> DATA PROVIDED

'''

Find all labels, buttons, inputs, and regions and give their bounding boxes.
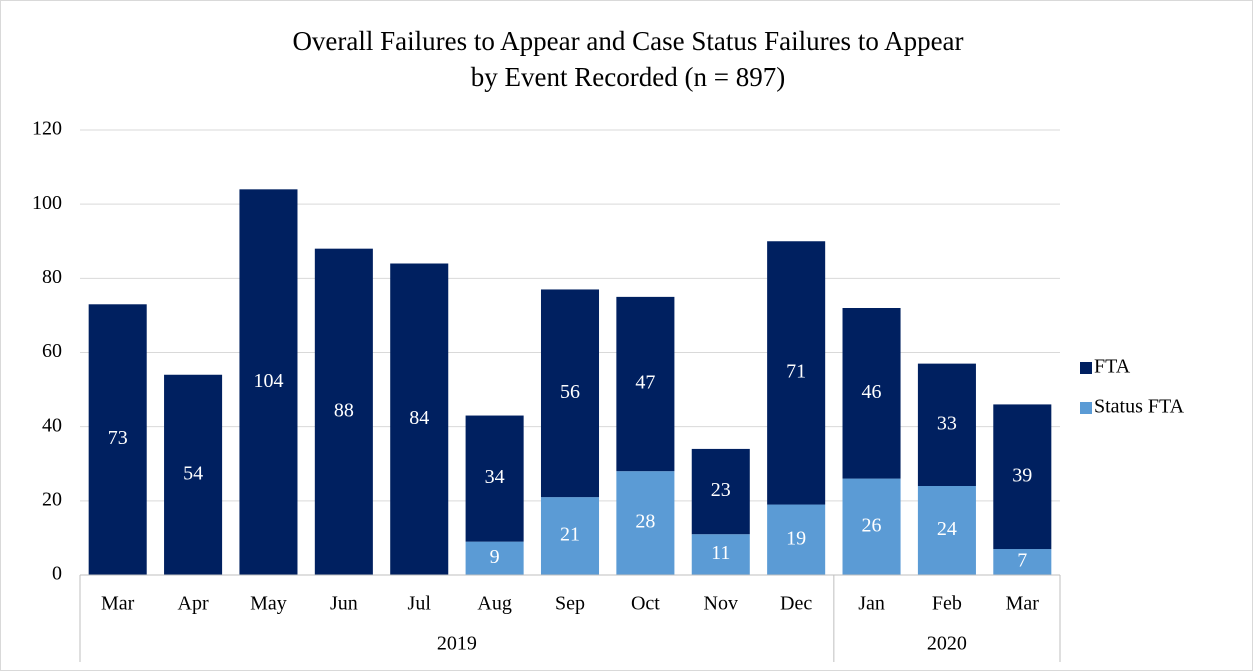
x-tick-label: Feb <box>932 593 962 615</box>
x-tick-label: Jan <box>858 593 885 615</box>
data-label: 9 <box>490 546 500 568</box>
bar-segment <box>691 448 750 535</box>
data-label: 26 <box>862 514 882 536</box>
bar-segment <box>314 248 373 575</box>
data-label: 56 <box>560 381 580 403</box>
bar-segment <box>540 289 600 498</box>
data-label: 21 <box>560 524 580 546</box>
data-label: 104 <box>253 370 283 392</box>
bar-segment <box>465 541 524 575</box>
legend-label: Status FTA <box>1094 396 1185 418</box>
x-group-label: 2019 <box>437 633 477 655</box>
data-label: 39 <box>1012 464 1032 486</box>
data-label: 71 <box>786 360 806 382</box>
bar-segment <box>390 263 449 575</box>
data-label: 33 <box>937 412 957 434</box>
legend-swatch <box>1080 362 1092 374</box>
data-label: 84 <box>409 407 429 429</box>
bar-segment <box>691 534 750 575</box>
y-tick-label: 120 <box>32 118 62 140</box>
data-label: 23 <box>711 479 731 501</box>
bar-segment <box>616 471 675 575</box>
bar-segment <box>767 504 826 575</box>
bar-segment <box>767 241 826 505</box>
data-label: 34 <box>485 466 505 488</box>
y-tick-label: 20 <box>42 488 62 510</box>
data-label: 46 <box>862 381 882 403</box>
bar-segment <box>164 374 223 575</box>
data-label: 7 <box>1017 550 1027 572</box>
bar-segment <box>993 404 1052 550</box>
bar-segment <box>993 549 1052 575</box>
data-label: 47 <box>635 372 655 394</box>
legend-label: FTA <box>1094 356 1131 378</box>
y-tick-label: 40 <box>42 414 62 436</box>
x-tick-label: Mar <box>1006 593 1040 615</box>
chart-title: Overall Failures to Appear and Case Stat… <box>292 26 963 56</box>
data-label: 73 <box>108 427 128 449</box>
y-tick-label: 0 <box>52 563 62 585</box>
data-label: 88 <box>334 399 354 421</box>
bar-segment <box>842 478 901 575</box>
bar-segment <box>616 296 675 472</box>
data-label: 24 <box>937 518 957 540</box>
x-tick-label: Nov <box>704 593 738 615</box>
chart-title: by Event Recorded (n = 897) <box>471 62 785 92</box>
x-tick-label: Jun <box>330 593 358 615</box>
y-tick-label: 100 <box>32 192 62 214</box>
x-tick-label: Jul <box>408 593 432 615</box>
data-label: 19 <box>786 527 806 549</box>
x-tick-label: Sep <box>555 593 585 615</box>
bar-segment <box>239 189 298 576</box>
y-tick-label: 60 <box>42 340 62 362</box>
x-tick-label: Aug <box>477 593 511 615</box>
x-tick-label: Apr <box>178 593 209 615</box>
x-tick-label: Mar <box>101 593 135 615</box>
bar-segment <box>88 304 147 575</box>
x-tick-label: May <box>250 593 287 615</box>
bar-segment <box>917 486 976 575</box>
y-tick-label: 80 <box>42 266 62 288</box>
bar-segment <box>540 497 600 575</box>
legend-swatch <box>1080 402 1092 414</box>
data-label: 11 <box>711 542 730 564</box>
x-tick-label: Oct <box>631 593 660 615</box>
x-tick-label: Dec <box>780 593 812 615</box>
bar-segment <box>917 363 976 486</box>
bar-segment <box>465 415 524 542</box>
data-label: 54 <box>183 462 203 484</box>
data-label: 28 <box>635 511 655 533</box>
bar-segment <box>842 308 901 479</box>
x-group-label: 2020 <box>927 633 967 655</box>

'''

> PROBLEM TO SOLVE
Rewrite every line of the records above as a numbered list and skip any blank lines. Leave the pictures out of the list.

> COMPLETED TASK
1. Find all labels, buttons, inputs, and regions and give their bounding boxes.
2. x-tick-label: Feb <box>932 593 962 615</box>
3. x-tick-label: Jan <box>858 593 885 615</box>
4. data-label: 9 <box>490 546 500 568</box>
5. bar-segment <box>691 448 750 535</box>
6. data-label: 26 <box>862 514 882 536</box>
7. bar-segment <box>314 248 373 575</box>
8. data-label: 56 <box>560 381 580 403</box>
9. bar-segment <box>540 289 600 498</box>
10. data-label: 21 <box>560 524 580 546</box>
11. data-label: 104 <box>253 370 283 392</box>
12. bar-segment <box>465 541 524 575</box>
13. legend-label: Status FTA <box>1094 396 1185 418</box>
14. x-group-label: 2019 <box>437 633 477 655</box>
15. data-label: 39 <box>1012 464 1032 486</box>
16. data-label: 71 <box>786 360 806 382</box>
17. bar-segment <box>390 263 449 575</box>
18. data-label: 33 <box>937 412 957 434</box>
19. legend-swatch <box>1080 362 1092 374</box>
20. data-label: 84 <box>409 407 429 429</box>
21. bar-segment <box>691 534 750 575</box>
22. y-tick-label: 120 <box>32 118 62 140</box>
23. data-label: 23 <box>711 479 731 501</box>
24. bar-segment <box>616 471 675 575</box>
25. bar-segment <box>767 504 826 575</box>
26. bar-segment <box>767 241 826 505</box>
27. data-label: 34 <box>485 466 505 488</box>
28. y-tick-label: 20 <box>42 488 62 510</box>
29. data-label: 46 <box>862 381 882 403</box>
30. bar-segment <box>164 374 223 575</box>
31. data-label: 7 <box>1017 550 1027 572</box>
32. bar-segment <box>993 404 1052 550</box>
33. bar-segment <box>993 549 1052 575</box>
34. data-label: 47 <box>635 372 655 394</box>
35. legend-label: FTA <box>1094 356 1131 378</box>
36. y-tick-label: 40 <box>42 414 62 436</box>
37. x-tick-label: Mar <box>1006 593 1040 615</box>
38. chart-title: Overall Failures to Appear and Case Stat… <box>292 26 963 56</box>
39. data-label: 73 <box>108 427 128 449</box>
40. y-tick-label: 0 <box>52 563 62 585</box>
41. data-label: 88 <box>334 399 354 421</box>
42. bar-segment <box>842 478 901 575</box>
43. bar-segment <box>616 296 675 472</box>
44. data-label: 24 <box>937 518 957 540</box>
45. x-tick-label: Nov <box>704 593 738 615</box>
46. chart-title: by Event Recorded (n = 897) <box>471 62 785 92</box>
47. x-tick-label: Jun <box>330 593 358 615</box>
48. y-tick-label: 100 <box>32 192 62 214</box>
49. x-tick-label: Jul <box>408 593 432 615</box>
50. data-label: 19 <box>786 527 806 549</box>
51. x-tick-label: Sep <box>555 593 585 615</box>
52. bar-segment <box>239 189 298 576</box>
53. y-tick-label: 60 <box>42 340 62 362</box>
54. x-tick-label: Aug <box>477 593 511 615</box>
55. x-tick-label: Apr <box>178 593 209 615</box>
56. x-tick-label: Mar <box>101 593 135 615</box>
57. bar-segment <box>88 304 147 575</box>
58. x-tick-label: May <box>250 593 287 615</box>
59. bar-segment <box>917 486 976 575</box>
60. y-tick-label: 80 <box>42 266 62 288</box>
61. bar-segment <box>540 497 600 575</box>
62. legend-swatch <box>1080 402 1092 414</box>
63. data-label: 11 <box>711 542 730 564</box>
64. x-tick-label: Oct <box>631 593 660 615</box>
65. x-tick-label: Dec <box>780 593 812 615</box>
66. bar-segment <box>917 363 976 486</box>
67. bar-segment <box>465 415 524 542</box>
68. data-label: 54 <box>183 462 203 484</box>
69. data-label: 28 <box>635 511 655 533</box>
70. bar-segment <box>842 308 901 479</box>
71. x-group-label: 2020 <box>927 633 967 655</box>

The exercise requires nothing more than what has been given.